Directive:
Gather, from the data below, each line in which the word "changes" occurs.

— start Input rows —

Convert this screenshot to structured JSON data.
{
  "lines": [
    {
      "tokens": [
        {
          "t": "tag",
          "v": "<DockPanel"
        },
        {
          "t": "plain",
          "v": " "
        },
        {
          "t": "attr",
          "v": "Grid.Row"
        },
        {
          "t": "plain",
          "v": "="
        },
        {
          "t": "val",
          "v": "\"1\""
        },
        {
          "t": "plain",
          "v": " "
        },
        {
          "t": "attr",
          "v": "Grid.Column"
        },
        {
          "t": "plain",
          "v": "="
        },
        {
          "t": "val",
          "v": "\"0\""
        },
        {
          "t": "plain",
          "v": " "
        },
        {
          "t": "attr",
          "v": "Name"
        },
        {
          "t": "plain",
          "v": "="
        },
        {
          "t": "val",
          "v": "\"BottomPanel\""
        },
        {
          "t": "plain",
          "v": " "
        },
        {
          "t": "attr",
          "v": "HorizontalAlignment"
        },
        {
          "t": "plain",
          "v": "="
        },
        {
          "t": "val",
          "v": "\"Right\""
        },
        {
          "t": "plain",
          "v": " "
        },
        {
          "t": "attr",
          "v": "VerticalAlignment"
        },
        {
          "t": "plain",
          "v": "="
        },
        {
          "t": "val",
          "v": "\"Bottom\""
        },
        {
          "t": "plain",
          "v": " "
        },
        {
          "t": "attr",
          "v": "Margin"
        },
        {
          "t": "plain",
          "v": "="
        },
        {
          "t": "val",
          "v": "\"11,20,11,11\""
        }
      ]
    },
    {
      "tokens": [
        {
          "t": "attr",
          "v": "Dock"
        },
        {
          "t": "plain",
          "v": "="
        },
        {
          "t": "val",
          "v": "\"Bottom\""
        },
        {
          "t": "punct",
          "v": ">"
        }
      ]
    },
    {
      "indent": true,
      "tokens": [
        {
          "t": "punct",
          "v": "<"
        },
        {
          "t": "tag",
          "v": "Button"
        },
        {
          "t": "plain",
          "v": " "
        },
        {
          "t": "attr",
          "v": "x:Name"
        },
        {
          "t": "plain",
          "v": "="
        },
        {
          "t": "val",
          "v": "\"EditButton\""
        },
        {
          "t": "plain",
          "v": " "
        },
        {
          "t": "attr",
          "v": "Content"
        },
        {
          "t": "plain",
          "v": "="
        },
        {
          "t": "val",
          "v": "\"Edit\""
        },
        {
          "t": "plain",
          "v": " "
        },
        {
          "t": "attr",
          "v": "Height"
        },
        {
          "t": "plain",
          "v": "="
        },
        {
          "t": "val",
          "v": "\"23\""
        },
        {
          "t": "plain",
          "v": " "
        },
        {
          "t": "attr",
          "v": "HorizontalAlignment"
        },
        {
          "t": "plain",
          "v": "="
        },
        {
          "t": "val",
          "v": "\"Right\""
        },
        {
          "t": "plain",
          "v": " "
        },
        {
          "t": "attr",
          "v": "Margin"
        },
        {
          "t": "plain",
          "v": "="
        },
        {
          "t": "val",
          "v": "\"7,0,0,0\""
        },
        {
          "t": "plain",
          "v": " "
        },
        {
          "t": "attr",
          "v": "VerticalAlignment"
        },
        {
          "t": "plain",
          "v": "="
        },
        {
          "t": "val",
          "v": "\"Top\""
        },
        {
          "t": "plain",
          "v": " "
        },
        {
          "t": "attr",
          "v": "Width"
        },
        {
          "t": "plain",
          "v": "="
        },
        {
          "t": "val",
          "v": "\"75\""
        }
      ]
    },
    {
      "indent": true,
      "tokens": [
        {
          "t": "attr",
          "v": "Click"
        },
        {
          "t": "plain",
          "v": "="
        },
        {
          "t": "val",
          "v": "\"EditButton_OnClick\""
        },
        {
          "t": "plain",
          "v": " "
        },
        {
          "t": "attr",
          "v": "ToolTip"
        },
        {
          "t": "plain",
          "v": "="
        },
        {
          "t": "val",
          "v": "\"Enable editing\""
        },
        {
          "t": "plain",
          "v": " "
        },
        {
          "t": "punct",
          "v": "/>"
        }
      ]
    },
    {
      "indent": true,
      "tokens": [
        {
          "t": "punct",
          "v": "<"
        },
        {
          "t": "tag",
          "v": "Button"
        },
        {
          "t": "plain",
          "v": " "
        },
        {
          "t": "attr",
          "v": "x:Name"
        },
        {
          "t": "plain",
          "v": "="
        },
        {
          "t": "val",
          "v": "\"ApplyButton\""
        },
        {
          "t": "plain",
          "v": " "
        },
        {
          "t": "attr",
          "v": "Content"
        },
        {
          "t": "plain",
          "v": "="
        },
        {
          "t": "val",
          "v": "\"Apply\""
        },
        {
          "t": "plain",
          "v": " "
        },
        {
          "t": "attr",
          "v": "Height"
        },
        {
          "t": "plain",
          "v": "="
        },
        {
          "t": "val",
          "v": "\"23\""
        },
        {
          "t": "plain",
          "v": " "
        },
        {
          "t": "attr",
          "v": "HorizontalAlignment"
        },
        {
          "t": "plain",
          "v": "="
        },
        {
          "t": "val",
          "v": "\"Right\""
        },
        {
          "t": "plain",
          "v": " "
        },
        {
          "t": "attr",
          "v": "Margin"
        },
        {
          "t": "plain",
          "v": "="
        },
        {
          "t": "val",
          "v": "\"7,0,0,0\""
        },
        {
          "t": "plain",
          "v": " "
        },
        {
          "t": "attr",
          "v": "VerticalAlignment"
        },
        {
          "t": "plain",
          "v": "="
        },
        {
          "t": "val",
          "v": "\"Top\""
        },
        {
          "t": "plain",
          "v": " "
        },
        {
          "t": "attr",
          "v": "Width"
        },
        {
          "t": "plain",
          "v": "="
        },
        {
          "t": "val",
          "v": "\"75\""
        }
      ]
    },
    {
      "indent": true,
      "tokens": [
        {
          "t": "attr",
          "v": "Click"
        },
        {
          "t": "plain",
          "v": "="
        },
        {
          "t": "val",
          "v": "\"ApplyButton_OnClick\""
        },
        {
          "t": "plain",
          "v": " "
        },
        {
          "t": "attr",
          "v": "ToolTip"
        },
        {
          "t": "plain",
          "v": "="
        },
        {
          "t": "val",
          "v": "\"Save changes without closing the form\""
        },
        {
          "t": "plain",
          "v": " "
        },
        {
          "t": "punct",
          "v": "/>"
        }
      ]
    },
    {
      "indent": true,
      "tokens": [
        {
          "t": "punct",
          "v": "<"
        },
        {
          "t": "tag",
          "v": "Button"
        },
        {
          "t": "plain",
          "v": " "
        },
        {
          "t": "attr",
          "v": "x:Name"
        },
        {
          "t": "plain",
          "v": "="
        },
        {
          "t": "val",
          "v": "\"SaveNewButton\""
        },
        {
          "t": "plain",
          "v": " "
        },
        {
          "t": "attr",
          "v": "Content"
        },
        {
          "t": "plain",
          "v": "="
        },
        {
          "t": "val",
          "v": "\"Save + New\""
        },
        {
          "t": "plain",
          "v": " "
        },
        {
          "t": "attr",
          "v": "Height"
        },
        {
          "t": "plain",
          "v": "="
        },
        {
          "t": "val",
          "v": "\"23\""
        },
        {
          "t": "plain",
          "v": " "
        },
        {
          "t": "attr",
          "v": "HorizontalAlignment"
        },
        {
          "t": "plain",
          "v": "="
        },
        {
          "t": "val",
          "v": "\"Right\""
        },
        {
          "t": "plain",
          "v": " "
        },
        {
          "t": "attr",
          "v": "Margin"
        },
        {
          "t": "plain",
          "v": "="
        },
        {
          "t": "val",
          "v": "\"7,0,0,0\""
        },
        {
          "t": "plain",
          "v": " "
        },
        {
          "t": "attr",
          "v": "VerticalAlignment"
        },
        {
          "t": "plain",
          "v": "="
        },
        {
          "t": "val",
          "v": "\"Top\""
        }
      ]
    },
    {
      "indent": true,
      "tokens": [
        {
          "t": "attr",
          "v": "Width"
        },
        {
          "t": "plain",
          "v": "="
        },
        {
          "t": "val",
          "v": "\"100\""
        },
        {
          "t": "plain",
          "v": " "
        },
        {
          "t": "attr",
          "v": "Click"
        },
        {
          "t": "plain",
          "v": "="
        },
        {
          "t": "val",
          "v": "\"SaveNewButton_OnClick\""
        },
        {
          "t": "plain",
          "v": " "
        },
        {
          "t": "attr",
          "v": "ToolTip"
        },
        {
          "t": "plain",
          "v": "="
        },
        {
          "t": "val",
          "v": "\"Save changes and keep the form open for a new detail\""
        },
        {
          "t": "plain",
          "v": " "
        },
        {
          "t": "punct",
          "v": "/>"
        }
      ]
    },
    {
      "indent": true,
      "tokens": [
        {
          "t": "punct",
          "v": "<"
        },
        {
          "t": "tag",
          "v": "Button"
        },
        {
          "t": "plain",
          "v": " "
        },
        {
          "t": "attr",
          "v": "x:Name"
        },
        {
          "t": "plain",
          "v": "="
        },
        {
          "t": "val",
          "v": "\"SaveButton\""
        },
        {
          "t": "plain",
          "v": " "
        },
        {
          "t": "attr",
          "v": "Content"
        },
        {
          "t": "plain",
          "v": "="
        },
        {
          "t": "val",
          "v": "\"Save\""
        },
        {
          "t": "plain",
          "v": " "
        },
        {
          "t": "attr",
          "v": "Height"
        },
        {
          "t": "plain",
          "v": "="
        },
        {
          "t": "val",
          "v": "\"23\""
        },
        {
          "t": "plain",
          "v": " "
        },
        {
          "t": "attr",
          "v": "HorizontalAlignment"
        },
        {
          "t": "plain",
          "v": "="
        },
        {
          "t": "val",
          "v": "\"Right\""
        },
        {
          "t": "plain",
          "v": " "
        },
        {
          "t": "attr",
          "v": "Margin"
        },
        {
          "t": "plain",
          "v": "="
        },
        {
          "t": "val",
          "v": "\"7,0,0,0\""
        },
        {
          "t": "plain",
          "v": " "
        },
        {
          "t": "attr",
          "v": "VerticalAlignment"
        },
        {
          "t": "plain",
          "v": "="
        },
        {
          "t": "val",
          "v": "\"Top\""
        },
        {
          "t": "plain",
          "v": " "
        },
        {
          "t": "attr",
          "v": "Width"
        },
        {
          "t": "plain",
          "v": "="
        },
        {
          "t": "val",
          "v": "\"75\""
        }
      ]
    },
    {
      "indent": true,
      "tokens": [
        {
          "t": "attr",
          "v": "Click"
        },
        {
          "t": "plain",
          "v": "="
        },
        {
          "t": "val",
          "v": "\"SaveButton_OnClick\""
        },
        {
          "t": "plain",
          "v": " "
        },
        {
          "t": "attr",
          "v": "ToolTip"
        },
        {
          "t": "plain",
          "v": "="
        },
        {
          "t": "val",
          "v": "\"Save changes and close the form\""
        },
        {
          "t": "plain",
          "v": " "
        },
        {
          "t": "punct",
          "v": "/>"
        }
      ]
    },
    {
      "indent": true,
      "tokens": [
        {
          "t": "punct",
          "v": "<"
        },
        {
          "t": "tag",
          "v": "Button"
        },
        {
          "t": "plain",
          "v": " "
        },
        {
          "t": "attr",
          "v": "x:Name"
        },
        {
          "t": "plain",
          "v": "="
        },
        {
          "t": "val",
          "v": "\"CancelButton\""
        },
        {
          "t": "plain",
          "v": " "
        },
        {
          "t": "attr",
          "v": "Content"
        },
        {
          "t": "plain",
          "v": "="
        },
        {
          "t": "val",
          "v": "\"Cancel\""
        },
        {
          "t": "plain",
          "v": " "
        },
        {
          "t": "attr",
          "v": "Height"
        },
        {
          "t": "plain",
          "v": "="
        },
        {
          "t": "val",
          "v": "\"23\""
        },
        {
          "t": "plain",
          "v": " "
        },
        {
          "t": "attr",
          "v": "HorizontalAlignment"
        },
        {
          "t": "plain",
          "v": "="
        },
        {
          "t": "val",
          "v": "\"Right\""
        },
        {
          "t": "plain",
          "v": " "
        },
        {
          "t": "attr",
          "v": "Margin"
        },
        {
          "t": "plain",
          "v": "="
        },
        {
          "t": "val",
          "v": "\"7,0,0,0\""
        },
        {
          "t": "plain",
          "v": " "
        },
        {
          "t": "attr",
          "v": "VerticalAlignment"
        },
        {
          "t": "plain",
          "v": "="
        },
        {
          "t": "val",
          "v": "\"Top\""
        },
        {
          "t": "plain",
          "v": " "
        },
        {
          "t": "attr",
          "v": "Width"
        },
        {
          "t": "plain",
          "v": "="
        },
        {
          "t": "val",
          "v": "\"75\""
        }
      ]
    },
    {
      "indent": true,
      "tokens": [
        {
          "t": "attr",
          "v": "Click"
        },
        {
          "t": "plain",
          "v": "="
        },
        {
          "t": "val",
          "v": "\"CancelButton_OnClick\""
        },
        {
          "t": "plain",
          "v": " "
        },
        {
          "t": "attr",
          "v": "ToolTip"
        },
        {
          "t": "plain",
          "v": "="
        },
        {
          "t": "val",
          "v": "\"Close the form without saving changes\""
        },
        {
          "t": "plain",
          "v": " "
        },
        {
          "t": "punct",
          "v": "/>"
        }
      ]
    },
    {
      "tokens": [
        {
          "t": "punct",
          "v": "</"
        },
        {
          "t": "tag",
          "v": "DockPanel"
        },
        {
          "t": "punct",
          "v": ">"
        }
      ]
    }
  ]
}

— end Input rows —

Expected answer:
          "v": "\"Save changes without closing the form\""
          "v": "\"Save changes and keep the form open for a new detail\""
          "v": "\"Save changes and close the form\""
          "v": "\"Close the form without saving changes\""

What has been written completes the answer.